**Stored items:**
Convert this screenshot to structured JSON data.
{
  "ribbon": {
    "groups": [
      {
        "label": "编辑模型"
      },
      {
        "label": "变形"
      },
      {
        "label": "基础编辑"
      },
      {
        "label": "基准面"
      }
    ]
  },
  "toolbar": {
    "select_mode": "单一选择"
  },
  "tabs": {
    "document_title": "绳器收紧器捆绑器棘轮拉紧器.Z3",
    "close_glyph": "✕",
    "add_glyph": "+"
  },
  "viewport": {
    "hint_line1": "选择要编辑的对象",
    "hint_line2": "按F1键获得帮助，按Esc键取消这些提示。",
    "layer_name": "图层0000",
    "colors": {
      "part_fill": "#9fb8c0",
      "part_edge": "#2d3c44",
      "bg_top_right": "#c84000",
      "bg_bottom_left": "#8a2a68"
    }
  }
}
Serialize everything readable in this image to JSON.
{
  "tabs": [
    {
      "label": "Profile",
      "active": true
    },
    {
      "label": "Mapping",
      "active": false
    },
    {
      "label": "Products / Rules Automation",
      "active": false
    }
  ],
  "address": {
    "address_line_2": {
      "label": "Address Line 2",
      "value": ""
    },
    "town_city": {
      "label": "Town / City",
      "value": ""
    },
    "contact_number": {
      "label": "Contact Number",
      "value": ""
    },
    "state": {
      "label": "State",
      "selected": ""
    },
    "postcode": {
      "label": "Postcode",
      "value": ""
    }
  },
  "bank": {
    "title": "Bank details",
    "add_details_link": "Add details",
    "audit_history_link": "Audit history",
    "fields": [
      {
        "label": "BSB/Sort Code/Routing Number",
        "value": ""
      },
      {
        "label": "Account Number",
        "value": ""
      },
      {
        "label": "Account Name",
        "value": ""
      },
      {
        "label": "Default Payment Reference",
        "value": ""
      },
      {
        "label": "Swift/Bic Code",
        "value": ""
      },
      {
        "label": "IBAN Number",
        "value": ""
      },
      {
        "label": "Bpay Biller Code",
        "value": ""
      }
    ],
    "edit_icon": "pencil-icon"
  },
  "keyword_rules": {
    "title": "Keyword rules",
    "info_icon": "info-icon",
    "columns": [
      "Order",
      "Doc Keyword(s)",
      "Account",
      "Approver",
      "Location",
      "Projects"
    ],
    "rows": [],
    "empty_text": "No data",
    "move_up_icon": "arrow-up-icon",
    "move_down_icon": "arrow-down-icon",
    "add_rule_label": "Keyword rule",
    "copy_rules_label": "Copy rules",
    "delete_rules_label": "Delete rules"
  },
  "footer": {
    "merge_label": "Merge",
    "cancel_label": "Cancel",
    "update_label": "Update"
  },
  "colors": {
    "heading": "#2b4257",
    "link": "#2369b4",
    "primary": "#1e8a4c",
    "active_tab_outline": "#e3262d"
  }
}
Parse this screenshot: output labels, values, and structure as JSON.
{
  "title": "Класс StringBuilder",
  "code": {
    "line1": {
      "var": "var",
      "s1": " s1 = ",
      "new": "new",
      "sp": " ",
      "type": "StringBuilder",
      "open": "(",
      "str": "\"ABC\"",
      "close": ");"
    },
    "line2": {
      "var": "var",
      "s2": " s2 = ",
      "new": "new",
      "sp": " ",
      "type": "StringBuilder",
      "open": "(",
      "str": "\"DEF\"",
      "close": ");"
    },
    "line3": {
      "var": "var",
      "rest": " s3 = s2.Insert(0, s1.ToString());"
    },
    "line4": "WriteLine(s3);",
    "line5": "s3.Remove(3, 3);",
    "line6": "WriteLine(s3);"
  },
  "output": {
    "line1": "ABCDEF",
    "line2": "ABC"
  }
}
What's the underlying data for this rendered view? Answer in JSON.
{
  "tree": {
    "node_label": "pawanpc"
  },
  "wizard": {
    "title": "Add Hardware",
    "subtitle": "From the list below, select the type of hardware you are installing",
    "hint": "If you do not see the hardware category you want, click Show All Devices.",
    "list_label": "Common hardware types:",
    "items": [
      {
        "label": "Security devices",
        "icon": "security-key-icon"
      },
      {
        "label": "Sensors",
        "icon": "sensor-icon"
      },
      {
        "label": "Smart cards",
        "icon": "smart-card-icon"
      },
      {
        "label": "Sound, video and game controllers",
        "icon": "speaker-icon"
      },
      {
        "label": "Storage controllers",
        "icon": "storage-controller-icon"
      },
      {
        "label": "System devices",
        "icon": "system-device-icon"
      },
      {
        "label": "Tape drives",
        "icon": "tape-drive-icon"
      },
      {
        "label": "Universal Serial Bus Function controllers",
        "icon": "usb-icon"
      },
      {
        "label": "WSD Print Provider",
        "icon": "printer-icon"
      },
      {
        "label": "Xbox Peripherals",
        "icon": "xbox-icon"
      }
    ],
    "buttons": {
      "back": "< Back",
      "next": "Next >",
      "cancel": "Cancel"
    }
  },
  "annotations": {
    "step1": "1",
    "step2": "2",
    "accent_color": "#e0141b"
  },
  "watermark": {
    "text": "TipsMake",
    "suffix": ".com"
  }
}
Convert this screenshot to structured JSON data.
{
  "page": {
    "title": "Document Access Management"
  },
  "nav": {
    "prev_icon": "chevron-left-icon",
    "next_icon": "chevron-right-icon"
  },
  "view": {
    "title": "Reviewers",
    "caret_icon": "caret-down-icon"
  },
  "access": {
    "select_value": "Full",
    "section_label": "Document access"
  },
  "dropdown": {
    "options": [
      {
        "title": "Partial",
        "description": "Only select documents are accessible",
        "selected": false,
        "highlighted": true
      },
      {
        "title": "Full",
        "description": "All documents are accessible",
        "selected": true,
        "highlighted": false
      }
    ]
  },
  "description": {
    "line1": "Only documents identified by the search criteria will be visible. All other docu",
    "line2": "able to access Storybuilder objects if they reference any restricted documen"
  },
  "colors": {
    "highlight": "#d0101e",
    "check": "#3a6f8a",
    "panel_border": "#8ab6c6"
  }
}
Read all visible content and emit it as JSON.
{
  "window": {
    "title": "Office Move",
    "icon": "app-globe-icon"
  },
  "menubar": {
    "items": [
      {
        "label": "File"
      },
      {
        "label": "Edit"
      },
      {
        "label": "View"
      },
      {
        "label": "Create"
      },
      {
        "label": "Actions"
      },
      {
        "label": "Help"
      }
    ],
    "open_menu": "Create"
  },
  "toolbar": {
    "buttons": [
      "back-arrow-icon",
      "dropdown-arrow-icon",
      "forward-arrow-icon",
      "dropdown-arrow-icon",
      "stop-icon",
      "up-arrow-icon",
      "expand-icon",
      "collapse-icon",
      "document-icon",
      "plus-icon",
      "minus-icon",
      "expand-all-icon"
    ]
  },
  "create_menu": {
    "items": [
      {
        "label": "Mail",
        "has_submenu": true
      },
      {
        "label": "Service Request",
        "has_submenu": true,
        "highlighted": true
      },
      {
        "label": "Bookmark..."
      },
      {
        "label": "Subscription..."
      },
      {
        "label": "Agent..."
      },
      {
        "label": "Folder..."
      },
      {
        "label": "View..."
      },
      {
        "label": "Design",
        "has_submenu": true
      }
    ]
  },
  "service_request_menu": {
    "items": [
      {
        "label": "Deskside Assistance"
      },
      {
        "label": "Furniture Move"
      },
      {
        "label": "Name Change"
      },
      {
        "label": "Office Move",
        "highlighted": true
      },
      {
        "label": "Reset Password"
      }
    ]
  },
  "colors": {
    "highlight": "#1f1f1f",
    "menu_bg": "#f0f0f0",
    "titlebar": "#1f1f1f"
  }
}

**WHAT TO PRODUCE:**
The records above are to be copied in full, exactly as written.

**SOLUTION:**
Convert this screenshot to structured JSON data.
{
  "ribbon": {
    "groups": [
      {
        "label": "编辑模型"
      },
      {
        "label": "变形"
      },
      {
        "label": "基础编辑"
      },
      {
        "label": "基准面"
      }
    ]
  },
  "toolbar": {
    "select_mode": "单一选择"
  },
  "tabs": {
    "document_title": "绳器收紧器捆绑器棘轮拉紧器.Z3",
    "close_glyph": "✕",
    "add_glyph": "+"
  },
  "viewport": {
    "hint_line1": "选择要编辑的对象",
    "hint_line2": "按F1键获得帮助，按Esc键取消这些提示。",
    "layer_name": "图层0000",
    "colors": {
      "part_fill": "#9fb8c0",
      "part_edge": "#2d3c44",
      "bg_top_right": "#c84000",
      "bg_bottom_left": "#8a2a68"
    }
  }
}
Serialize everything readable in this image to JSON.
{
  "tabs": [
    {
      "label": "Profile",
      "active": true
    },
    {
      "label": "Mapping",
      "active": false
    },
    {
      "label": "Products / Rules Automation",
      "active": false
    }
  ],
  "address": {
    "address_line_2": {
      "label": "Address Line 2",
      "value": ""
    },
    "town_city": {
      "label": "Town / City",
      "value": ""
    },
    "contact_number": {
      "label": "Contact Number",
      "value": ""
    },
    "state": {
      "label": "State",
      "selected": ""
    },
    "postcode": {
      "label": "Postcode",
      "value": ""
    }
  },
  "bank": {
    "title": "Bank details",
    "add_details_link": "Add details",
    "audit_history_link": "Audit history",
    "fields": [
      {
        "label": "BSB/Sort Code/Routing Number",
        "value": ""
      },
      {
        "label": "Account Number",
        "value": ""
      },
      {
        "label": "Account Name",
        "value": ""
      },
      {
        "label": "Default Payment Reference",
        "value": ""
      },
      {
        "label": "Swift/Bic Code",
        "value": ""
      },
      {
        "label": "IBAN Number",
        "value": ""
      },
      {
        "label": "Bpay Biller Code",
        "value": ""
      }
    ],
    "edit_icon": "pencil-icon"
  },
  "keyword_rules": {
    "title": "Keyword rules",
    "info_icon": "info-icon",
    "columns": [
      "Order",
      "Doc Keyword(s)",
      "Account",
      "Approver",
      "Location",
      "Projects"
    ],
    "rows": [],
    "empty_text": "No data",
    "move_up_icon": "arrow-up-icon",
    "move_down_icon": "arrow-down-icon",
    "add_rule_label": "Keyword rule",
    "copy_rules_label": "Copy rules",
    "delete_rules_label": "Delete rules"
  },
  "footer": {
    "merge_label": "Merge",
    "cancel_label": "Cancel",
    "update_label": "Update"
  },
  "colors": {
    "heading": "#2b4257",
    "link": "#2369b4",
    "primary": "#1e8a4c",
    "active_tab_outline": "#e3262d"
  }
}
Parse this screenshot: output labels, values, and structure as JSON.
{
  "title": "Класс StringBuilder",
  "code": {
    "line1": {
      "var": "var",
      "s1": " s1 = ",
      "new": "new",
      "sp": " ",
      "type": "StringBuilder",
      "open": "(",
      "str": "\"ABC\"",
      "close": ");"
    },
    "line2": {
      "var": "var",
      "s2": " s2 = ",
      "new": "new",
      "sp": " ",
      "type": "StringBuilder",
      "open": "(",
      "str": "\"DEF\"",
      "close": ");"
    },
    "line3": {
      "var": "var",
      "rest": " s3 = s2.Insert(0, s1.ToString());"
    },
    "line4": "WriteLine(s3);",
    "line5": "s3.Remove(3, 3);",
    "line6": "WriteLine(s3);"
  },
  "output": {
    "line1": "ABCDEF",
    "line2": "ABC"
  }
}
What's the underlying data for this rendered view? Answer in JSON.
{
  "tree": {
    "node_label": "pawanpc"
  },
  "wizard": {
    "title": "Add Hardware",
    "subtitle": "From the list below, select the type of hardware you are installing",
    "hint": "If you do not see the hardware category you want, click Show All Devices.",
    "list_label": "Common hardware types:",
    "items": [
      {
        "label": "Security devices",
        "icon": "security-key-icon"
      },
      {
        "label": "Sensors",
        "icon": "sensor-icon"
      },
      {
        "label": "Smart cards",
        "icon": "smart-card-icon"
      },
      {
        "label": "Sound, video and game controllers",
        "icon": "speaker-icon"
      },
      {
        "label": "Storage controllers",
        "icon": "storage-controller-icon"
      },
      {
        "label": "System devices",
        "icon": "system-device-icon"
      },
      {
        "label": "Tape drives",
        "icon": "tape-drive-icon"
      },
      {
        "label": "Universal Serial Bus Function controllers",
        "icon": "usb-icon"
      },
      {
        "label": "WSD Print Provider",
        "icon": "printer-icon"
      },
      {
        "label": "Xbox Peripherals",
        "icon": "xbox-icon"
      }
    ],
    "buttons": {
      "back": "< Back",
      "next": "Next >",
      "cancel": "Cancel"
    }
  },
  "annotations": {
    "step1": "1",
    "step2": "2",
    "accent_color": "#e0141b"
  },
  "watermark": {
    "text": "TipsMake",
    "suffix": ".com"
  }
}
Convert this screenshot to structured JSON data.
{
  "page": {
    "title": "Document Access Management"
  },
  "nav": {
    "prev_icon": "chevron-left-icon",
    "next_icon": "chevron-right-icon"
  },
  "view": {
    "title": "Reviewers",
    "caret_icon": "caret-down-icon"
  },
  "access": {
    "select_value": "Full",
    "section_label": "Document access"
  },
  "dropdown": {
    "options": [
      {
        "title": "Partial",
        "description": "Only select documents are accessible",
        "selected": false,
        "highlighted": true
      },
      {
        "title": "Full",
        "description": "All documents are accessible",
        "selected": true,
        "highlighted": false
      }
    ]
  },
  "description": {
    "line1": "Only documents identified by the search criteria will be visible. All other docu",
    "line2": "able to access Storybuilder objects if they reference any restricted documen"
  },
  "colors": {
    "highlight": "#d0101e",
    "check": "#3a6f8a",
    "panel_border": "#8ab6c6"
  }
}
Read all visible content and emit it as JSON.
{
  "window": {
    "title": "Office Move",
    "icon": "app-globe-icon"
  },
  "menubar": {
    "items": [
      {
        "label": "File"
      },
      {
        "label": "Edit"
      },
      {
        "label": "View"
      },
      {
        "label": "Create"
      },
      {
        "label": "Actions"
      },
      {
        "label": "Help"
      }
    ],
    "open_menu": "Create"
  },
  "toolbar": {
    "buttons": [
      "back-arrow-icon",
      "dropdown-arrow-icon",
      "forward-arrow-icon",
      "dropdown-arrow-icon",
      "stop-icon",
      "up-arrow-icon",
      "expand-icon",
      "collapse-icon",
      "document-icon",
      "plus-icon",
      "minus-icon",
      "expand-all-icon"
    ]
  },
  "create_menu": {
    "items": [
      {
        "label": "Mail",
        "has_submenu": true
      },
      {
        "label": "Service Request",
        "has_submenu": true,
        "highlighted": true
      },
      {
        "label": "Bookmark..."
      },
      {
        "label": "Subscription..."
      },
      {
        "label": "Agent..."
      },
      {
        "label": "Folder..."
      },
      {
        "label": "View..."
      },
      {
        "label": "Design",
        "has_submenu": true
      }
    ]
  },
  "service_request_menu": {
    "items": [
      {
        "label": "Deskside Assistance"
      },
      {
        "label": "Furniture Move"
      },
      {
        "label": "Name Change"
      },
      {
        "label": "Office Move",
        "highlighted": true
      },
      {
        "label": "Reset Password"
      }
    ]
  },
  "colors": {
    "highlight": "#1f1f1f",
    "menu_bg": "#f0f0f0",
    "titlebar": "#1f1f1f"
  }
}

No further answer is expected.